━━ Records shown ━━
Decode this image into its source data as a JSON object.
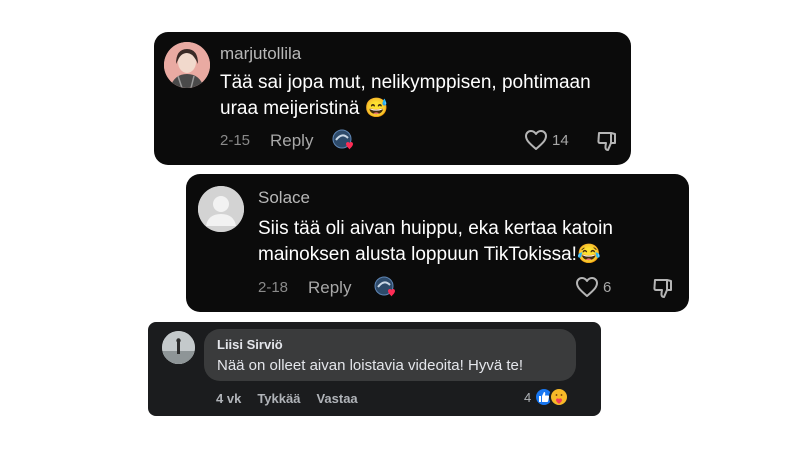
{
  "comments": [
    {
      "username": "marjutollila",
      "text": "Tää sai jopa mut, nelikymppisen, pohtimaan uraa meijeristinä 😅",
      "date": "2-15",
      "reply_label": "Reply",
      "likes": "14"
    },
    {
      "username": "Solace",
      "text": "Siis tää oli aivan huippu, eka kertaa katoin mainoksen alusta loppuun TikTokissa!😂",
      "date": "2-18",
      "reply_label": "Reply",
      "likes": "6"
    }
  ],
  "fb_comment": {
    "name": "Liisi Sirviö",
    "text": "Nää on olleet aivan loistavia videoita! Hyvä te!",
    "time": "4 vk",
    "like_label": "Tykkää",
    "reply_label": "Vastaa",
    "reaction_count": "4"
  },
  "colors": {
    "card_bg": "#0b0b0b",
    "fb_card_bg": "#1b1c1e",
    "fb_bubble": "#3a3b3c",
    "like_blue": "#1877f2",
    "heart_red": "#fe2c55"
  },
  "icons": [
    "heart-outline-icon",
    "dislike-icon",
    "creator-liked-badge",
    "like-reaction-icon",
    "care-reaction-icon"
  ]
}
━━━
Restate each entry word for word, leaving out any pictures.

Decode this image into its source data as a JSON object.
{
  "comments": [
    {
      "username": "marjutollila",
      "text": "Tää sai jopa mut, nelikymppisen, pohtimaan uraa meijeristinä 😅",
      "date": "2-15",
      "reply_label": "Reply",
      "likes": "14"
    },
    {
      "username": "Solace",
      "text": "Siis tää oli aivan huippu, eka kertaa katoin mainoksen alusta loppuun TikTokissa!😂",
      "date": "2-18",
      "reply_label": "Reply",
      "likes": "6"
    }
  ],
  "fb_comment": {
    "name": "Liisi Sirviö",
    "text": "Nää on olleet aivan loistavia videoita! Hyvä te!",
    "time": "4 vk",
    "like_label": "Tykkää",
    "reply_label": "Vastaa",
    "reaction_count": "4"
  },
  "colors": {
    "card_bg": "#0b0b0b",
    "fb_card_bg": "#1b1c1e",
    "fb_bubble": "#3a3b3c",
    "like_blue": "#1877f2",
    "heart_red": "#fe2c55"
  },
  "icons": [
    "heart-outline-icon",
    "dislike-icon",
    "creator-liked-badge",
    "like-reaction-icon",
    "care-reaction-icon"
  ]
}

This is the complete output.